Check every line below for the string "name", and copy the lines that contain it.

DATA SHOWN:
•••••
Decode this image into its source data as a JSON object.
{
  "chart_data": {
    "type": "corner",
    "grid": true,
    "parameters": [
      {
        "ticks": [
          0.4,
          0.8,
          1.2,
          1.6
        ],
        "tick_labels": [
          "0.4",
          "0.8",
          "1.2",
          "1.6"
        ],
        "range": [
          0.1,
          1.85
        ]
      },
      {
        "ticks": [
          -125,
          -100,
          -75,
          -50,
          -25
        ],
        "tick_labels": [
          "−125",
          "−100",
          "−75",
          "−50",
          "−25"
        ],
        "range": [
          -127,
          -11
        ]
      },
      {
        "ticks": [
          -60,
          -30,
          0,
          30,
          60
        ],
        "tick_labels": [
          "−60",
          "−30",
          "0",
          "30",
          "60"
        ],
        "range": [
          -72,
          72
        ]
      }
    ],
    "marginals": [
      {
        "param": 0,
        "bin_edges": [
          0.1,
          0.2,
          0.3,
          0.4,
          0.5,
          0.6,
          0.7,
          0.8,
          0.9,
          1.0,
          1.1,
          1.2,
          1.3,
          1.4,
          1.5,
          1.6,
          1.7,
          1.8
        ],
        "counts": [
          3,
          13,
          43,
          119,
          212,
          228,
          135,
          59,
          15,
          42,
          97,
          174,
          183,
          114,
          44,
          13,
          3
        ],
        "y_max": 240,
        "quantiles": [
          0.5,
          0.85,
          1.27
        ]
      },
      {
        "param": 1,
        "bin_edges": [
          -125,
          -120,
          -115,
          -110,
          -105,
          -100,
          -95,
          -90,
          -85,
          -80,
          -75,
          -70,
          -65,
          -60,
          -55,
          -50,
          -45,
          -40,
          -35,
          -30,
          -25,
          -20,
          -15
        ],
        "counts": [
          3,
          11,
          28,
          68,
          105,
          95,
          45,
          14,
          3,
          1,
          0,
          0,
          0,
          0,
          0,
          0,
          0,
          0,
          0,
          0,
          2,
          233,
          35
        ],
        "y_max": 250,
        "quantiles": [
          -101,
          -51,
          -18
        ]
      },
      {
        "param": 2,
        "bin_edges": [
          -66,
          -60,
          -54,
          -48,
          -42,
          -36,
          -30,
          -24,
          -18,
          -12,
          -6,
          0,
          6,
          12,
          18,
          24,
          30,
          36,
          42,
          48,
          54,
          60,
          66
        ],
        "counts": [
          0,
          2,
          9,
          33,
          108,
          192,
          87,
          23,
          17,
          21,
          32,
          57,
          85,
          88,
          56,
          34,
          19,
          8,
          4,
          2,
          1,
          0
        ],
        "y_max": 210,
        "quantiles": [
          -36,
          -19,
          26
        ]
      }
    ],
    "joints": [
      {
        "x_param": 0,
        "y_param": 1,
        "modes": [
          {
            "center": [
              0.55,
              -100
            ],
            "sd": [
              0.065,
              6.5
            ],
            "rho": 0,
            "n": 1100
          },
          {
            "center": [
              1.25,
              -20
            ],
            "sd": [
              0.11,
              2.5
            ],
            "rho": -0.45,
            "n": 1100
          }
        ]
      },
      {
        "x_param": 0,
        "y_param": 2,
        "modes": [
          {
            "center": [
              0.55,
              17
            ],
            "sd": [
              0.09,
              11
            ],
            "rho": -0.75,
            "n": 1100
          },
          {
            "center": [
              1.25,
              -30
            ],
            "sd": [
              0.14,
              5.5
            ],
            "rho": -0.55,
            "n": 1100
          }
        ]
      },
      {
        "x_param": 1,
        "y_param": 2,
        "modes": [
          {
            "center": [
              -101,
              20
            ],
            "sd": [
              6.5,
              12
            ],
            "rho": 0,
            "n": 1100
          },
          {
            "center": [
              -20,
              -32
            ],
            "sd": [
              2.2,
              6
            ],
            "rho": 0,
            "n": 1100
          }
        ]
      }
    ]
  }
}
•••••
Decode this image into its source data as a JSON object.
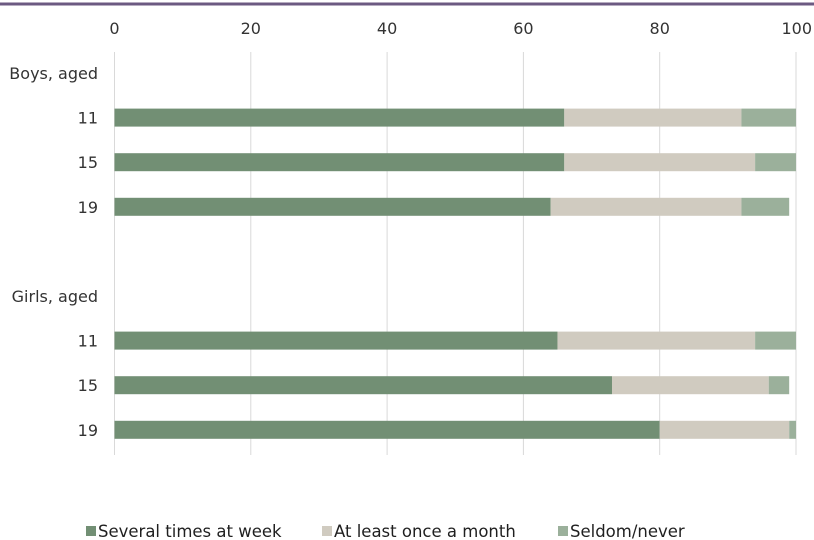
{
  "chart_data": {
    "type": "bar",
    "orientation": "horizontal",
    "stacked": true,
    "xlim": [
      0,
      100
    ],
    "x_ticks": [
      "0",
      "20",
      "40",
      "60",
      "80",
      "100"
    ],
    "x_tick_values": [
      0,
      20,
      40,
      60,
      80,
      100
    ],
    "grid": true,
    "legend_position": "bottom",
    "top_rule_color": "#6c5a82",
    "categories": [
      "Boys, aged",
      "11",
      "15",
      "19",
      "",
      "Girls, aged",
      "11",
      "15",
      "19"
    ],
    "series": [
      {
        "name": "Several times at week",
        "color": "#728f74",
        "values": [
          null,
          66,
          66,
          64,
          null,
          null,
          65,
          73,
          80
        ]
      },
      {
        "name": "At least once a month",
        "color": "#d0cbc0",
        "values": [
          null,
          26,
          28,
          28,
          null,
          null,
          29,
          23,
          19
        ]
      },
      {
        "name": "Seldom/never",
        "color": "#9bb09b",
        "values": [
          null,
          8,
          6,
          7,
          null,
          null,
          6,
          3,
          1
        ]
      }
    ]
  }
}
•••••
TASK OUTPUT:
        "name": "Several times at week",
        "name": "At least once a month",
        "name": "Seldom/never",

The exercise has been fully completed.